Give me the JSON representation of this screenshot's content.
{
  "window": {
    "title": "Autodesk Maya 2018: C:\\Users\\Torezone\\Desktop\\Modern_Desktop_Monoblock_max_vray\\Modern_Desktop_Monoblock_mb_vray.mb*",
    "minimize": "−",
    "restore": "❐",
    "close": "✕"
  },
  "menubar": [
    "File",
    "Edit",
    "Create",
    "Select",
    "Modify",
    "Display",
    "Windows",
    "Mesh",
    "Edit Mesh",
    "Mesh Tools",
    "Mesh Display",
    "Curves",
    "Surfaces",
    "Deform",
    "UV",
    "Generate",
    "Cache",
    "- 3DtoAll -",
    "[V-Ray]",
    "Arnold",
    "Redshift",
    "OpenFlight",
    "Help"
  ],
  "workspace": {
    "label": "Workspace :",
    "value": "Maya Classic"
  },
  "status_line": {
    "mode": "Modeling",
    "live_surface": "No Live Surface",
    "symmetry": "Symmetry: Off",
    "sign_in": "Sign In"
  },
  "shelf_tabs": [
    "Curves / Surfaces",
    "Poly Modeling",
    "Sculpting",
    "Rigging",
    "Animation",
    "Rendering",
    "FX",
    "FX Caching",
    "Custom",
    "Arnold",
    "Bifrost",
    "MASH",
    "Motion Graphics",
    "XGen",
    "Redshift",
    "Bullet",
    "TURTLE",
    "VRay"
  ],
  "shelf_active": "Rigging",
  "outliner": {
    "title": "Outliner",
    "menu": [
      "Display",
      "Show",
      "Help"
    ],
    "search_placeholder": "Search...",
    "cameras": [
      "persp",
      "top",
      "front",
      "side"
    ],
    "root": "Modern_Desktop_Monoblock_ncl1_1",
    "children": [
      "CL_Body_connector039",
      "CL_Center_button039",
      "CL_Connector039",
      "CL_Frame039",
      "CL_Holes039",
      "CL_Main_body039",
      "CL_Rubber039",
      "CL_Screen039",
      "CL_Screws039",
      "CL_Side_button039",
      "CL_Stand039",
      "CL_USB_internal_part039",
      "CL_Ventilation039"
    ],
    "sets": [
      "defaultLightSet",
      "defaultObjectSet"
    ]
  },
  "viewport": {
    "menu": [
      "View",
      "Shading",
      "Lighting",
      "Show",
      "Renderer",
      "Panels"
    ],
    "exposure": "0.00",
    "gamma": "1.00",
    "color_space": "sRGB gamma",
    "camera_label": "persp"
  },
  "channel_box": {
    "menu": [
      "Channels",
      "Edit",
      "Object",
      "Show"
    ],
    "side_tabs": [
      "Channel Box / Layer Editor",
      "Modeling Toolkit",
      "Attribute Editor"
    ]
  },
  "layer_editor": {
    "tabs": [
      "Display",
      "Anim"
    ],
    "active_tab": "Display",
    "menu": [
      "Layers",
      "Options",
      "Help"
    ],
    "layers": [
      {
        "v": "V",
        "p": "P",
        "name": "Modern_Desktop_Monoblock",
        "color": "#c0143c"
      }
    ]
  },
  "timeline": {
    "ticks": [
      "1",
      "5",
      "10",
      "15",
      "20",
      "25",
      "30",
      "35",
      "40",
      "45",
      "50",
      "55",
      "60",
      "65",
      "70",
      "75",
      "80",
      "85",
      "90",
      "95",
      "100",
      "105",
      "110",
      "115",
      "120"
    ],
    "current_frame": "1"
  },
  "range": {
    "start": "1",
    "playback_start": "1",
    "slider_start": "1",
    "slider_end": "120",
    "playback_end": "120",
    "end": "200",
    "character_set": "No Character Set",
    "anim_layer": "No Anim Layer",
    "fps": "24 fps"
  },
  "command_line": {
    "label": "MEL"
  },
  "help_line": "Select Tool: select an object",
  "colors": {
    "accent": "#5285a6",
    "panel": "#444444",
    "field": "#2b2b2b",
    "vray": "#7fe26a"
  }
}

────────────────

# [Stated problem]
Copy out each record, keeping every word as it is.

# [The response]
Give me the JSON representation of this screenshot's content.
{
  "window": {
    "title": "Autodesk Maya 2018: C:\\Users\\Torezone\\Desktop\\Modern_Desktop_Monoblock_max_vray\\Modern_Desktop_Monoblock_mb_vray.mb*",
    "minimize": "−",
    "restore": "❐",
    "close": "✕"
  },
  "menubar": [
    "File",
    "Edit",
    "Create",
    "Select",
    "Modify",
    "Display",
    "Windows",
    "Mesh",
    "Edit Mesh",
    "Mesh Tools",
    "Mesh Display",
    "Curves",
    "Surfaces",
    "Deform",
    "UV",
    "Generate",
    "Cache",
    "- 3DtoAll -",
    "[V-Ray]",
    "Arnold",
    "Redshift",
    "OpenFlight",
    "Help"
  ],
  "workspace": {
    "label": "Workspace :",
    "value": "Maya Classic"
  },
  "status_line": {
    "mode": "Modeling",
    "live_surface": "No Live Surface",
    "symmetry": "Symmetry: Off",
    "sign_in": "Sign In"
  },
  "shelf_tabs": [
    "Curves / Surfaces",
    "Poly Modeling",
    "Sculpting",
    "Rigging",
    "Animation",
    "Rendering",
    "FX",
    "FX Caching",
    "Custom",
    "Arnold",
    "Bifrost",
    "MASH",
    "Motion Graphics",
    "XGen",
    "Redshift",
    "Bullet",
    "TURTLE",
    "VRay"
  ],
  "shelf_active": "Rigging",
  "outliner": {
    "title": "Outliner",
    "menu": [
      "Display",
      "Show",
      "Help"
    ],
    "search_placeholder": "Search...",
    "cameras": [
      "persp",
      "top",
      "front",
      "side"
    ],
    "root": "Modern_Desktop_Monoblock_ncl1_1",
    "children": [
      "CL_Body_connector039",
      "CL_Center_button039",
      "CL_Connector039",
      "CL_Frame039",
      "CL_Holes039",
      "CL_Main_body039",
      "CL_Rubber039",
      "CL_Screen039",
      "CL_Screws039",
      "CL_Side_button039",
      "CL_Stand039",
      "CL_USB_internal_part039",
      "CL_Ventilation039"
    ],
    "sets": [
      "defaultLightSet",
      "defaultObjectSet"
    ]
  },
  "viewport": {
    "menu": [
      "View",
      "Shading",
      "Lighting",
      "Show",
      "Renderer",
      "Panels"
    ],
    "exposure": "0.00",
    "gamma": "1.00",
    "color_space": "sRGB gamma",
    "camera_label": "persp"
  },
  "channel_box": {
    "menu": [
      "Channels",
      "Edit",
      "Object",
      "Show"
    ],
    "side_tabs": [
      "Channel Box / Layer Editor",
      "Modeling Toolkit",
      "Attribute Editor"
    ]
  },
  "layer_editor": {
    "tabs": [
      "Display",
      "Anim"
    ],
    "active_tab": "Display",
    "menu": [
      "Layers",
      "Options",
      "Help"
    ],
    "layers": [
      {
        "v": "V",
        "p": "P",
        "name": "Modern_Desktop_Monoblock",
        "color": "#c0143c"
      }
    ]
  },
  "timeline": {
    "ticks": [
      "1",
      "5",
      "10",
      "15",
      "20",
      "25",
      "30",
      "35",
      "40",
      "45",
      "50",
      "55",
      "60",
      "65",
      "70",
      "75",
      "80",
      "85",
      "90",
      "95",
      "100",
      "105",
      "110",
      "115",
      "120"
    ],
    "current_frame": "1"
  },
  "range": {
    "start": "1",
    "playback_start": "1",
    "slider_start": "1",
    "slider_end": "120",
    "playback_end": "120",
    "end": "200",
    "character_set": "No Character Set",
    "anim_layer": "No Anim Layer",
    "fps": "24 fps"
  },
  "command_line": {
    "label": "MEL"
  },
  "help_line": "Select Tool: select an object",
  "colors": {
    "accent": "#5285a6",
    "panel": "#444444",
    "field": "#2b2b2b",
    "vray": "#7fe26a"
  }
}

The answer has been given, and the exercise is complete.